*Try it*.
Filter the listing below, keeping every line that holds "årsavvikelse".

*Given information*.
____________________

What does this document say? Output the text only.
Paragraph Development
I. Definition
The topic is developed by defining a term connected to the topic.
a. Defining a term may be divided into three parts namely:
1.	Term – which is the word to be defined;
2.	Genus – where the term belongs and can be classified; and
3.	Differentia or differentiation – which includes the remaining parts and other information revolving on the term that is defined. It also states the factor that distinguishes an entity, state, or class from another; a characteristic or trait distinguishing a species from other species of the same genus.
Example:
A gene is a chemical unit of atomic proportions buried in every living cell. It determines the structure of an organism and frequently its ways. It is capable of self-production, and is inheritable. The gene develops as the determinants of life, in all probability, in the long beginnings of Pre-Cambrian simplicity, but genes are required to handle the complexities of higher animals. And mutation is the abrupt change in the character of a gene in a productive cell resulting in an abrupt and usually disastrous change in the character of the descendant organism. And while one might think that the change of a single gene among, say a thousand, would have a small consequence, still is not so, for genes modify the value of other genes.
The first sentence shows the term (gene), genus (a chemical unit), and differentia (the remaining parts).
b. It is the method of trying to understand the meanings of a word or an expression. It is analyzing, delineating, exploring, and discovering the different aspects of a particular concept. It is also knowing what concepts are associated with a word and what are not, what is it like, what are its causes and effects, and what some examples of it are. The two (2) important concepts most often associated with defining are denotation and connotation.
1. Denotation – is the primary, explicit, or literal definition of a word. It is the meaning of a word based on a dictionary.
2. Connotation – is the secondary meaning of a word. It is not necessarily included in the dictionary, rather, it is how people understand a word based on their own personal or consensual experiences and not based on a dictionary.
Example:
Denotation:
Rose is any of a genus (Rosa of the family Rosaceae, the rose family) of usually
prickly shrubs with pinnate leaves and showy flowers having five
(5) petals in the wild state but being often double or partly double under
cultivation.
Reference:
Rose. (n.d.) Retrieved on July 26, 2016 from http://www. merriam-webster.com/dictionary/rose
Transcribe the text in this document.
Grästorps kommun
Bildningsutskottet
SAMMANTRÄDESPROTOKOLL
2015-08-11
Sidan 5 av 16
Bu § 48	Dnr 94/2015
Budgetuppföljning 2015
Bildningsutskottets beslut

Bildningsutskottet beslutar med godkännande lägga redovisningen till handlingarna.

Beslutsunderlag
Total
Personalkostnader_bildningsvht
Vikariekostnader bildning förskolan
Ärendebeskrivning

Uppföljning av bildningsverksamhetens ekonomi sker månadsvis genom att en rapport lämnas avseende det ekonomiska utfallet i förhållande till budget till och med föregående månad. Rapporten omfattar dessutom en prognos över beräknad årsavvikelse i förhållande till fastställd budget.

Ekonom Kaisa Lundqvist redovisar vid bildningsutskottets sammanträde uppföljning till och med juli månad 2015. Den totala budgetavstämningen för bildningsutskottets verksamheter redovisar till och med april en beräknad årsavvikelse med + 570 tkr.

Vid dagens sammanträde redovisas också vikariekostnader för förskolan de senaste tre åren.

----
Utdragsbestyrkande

____________________

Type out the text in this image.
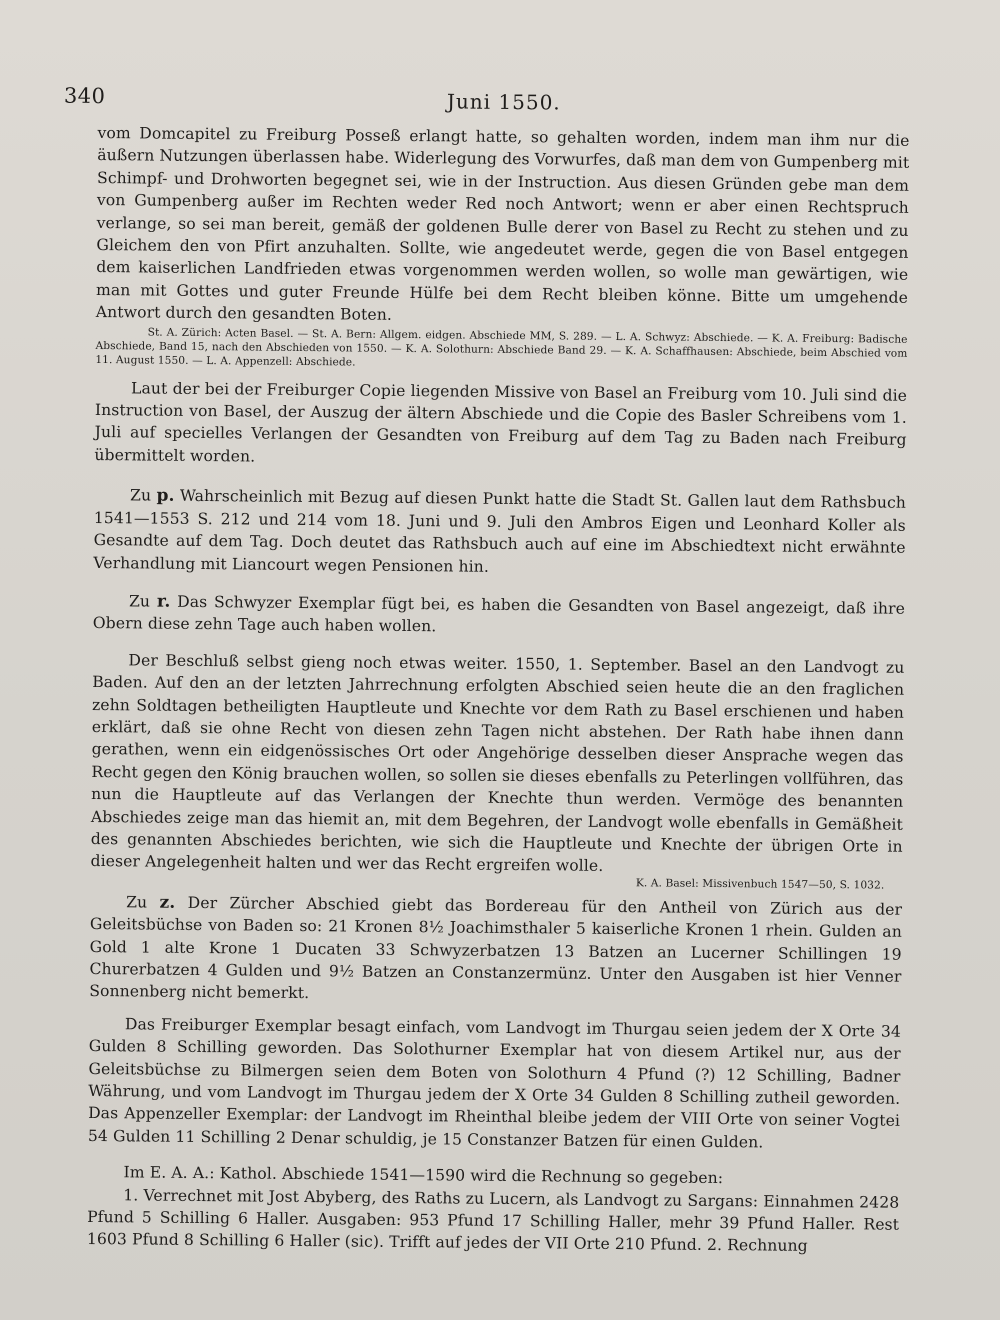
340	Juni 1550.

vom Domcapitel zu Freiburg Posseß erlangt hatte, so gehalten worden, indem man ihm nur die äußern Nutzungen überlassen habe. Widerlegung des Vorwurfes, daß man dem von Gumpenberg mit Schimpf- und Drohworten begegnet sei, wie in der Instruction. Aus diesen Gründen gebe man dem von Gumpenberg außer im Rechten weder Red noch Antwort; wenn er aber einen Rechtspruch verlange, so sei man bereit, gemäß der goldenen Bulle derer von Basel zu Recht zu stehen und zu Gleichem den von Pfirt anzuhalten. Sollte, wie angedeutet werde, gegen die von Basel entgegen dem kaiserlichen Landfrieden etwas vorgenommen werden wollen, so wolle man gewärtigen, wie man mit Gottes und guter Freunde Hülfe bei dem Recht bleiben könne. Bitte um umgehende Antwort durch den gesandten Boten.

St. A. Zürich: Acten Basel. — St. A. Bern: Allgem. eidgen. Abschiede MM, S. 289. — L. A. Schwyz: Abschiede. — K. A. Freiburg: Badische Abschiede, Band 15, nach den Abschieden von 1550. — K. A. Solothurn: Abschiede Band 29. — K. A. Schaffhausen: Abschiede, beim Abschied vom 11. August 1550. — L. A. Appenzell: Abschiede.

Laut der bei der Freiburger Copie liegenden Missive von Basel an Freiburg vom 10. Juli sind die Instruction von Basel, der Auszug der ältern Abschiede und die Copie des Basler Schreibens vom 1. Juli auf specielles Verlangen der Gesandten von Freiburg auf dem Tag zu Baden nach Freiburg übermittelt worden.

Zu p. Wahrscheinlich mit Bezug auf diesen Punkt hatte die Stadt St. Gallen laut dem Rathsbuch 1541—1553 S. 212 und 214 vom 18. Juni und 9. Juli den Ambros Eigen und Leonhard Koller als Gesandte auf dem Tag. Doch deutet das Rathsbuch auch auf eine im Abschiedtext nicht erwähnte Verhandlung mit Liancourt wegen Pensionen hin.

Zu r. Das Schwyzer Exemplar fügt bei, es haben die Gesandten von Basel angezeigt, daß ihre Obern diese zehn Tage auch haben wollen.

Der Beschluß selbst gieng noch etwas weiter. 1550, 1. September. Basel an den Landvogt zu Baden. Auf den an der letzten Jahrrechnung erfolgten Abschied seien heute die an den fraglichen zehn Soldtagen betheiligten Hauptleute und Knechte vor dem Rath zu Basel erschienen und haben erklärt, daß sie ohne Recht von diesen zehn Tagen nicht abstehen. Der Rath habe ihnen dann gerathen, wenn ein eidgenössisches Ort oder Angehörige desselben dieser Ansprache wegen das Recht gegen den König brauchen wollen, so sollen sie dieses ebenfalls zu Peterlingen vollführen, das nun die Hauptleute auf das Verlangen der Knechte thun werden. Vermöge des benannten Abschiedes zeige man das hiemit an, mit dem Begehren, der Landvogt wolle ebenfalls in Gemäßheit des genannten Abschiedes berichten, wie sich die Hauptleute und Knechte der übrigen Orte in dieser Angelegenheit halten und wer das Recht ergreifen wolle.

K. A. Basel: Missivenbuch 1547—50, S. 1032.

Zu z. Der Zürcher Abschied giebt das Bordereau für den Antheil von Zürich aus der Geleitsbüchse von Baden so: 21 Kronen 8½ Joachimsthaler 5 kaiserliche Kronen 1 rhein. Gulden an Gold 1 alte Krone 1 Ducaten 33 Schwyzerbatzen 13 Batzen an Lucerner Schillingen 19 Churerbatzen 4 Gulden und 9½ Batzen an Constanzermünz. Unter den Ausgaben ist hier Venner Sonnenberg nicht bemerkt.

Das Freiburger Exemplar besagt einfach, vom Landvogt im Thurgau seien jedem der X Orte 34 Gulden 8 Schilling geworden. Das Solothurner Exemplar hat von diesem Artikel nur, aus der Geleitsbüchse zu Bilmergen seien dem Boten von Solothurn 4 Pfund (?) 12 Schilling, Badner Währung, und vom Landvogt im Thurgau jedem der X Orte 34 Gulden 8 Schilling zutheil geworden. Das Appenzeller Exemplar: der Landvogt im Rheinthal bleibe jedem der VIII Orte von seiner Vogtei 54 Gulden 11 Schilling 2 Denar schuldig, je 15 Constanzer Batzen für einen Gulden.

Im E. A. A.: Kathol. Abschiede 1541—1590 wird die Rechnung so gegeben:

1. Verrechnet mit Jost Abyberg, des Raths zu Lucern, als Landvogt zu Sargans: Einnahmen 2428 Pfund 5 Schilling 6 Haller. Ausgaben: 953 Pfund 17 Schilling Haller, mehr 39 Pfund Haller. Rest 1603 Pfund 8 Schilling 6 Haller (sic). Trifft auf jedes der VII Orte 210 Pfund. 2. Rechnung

____________________

*Exercise output*.
Uppföljning av bildningsverksamhetens ekonomi sker månadsvis genom att en rapport lämnas avseende det ekonomiska utfallet i förhållande till budget till och med föregående månad. Rapporten omfattar dessutom en prognos över beräknad årsavvikelse i förhållande till fastställd budget.
Ekonom Kaisa Lundqvist redovisar vid bildningsutskottets sammanträde uppföljning till och med juli månad 2015. Den totala budgetavstämningen för bildningsutskottets verksamheter redovisar till och med april en beräknad årsavvikelse med + 570 tkr.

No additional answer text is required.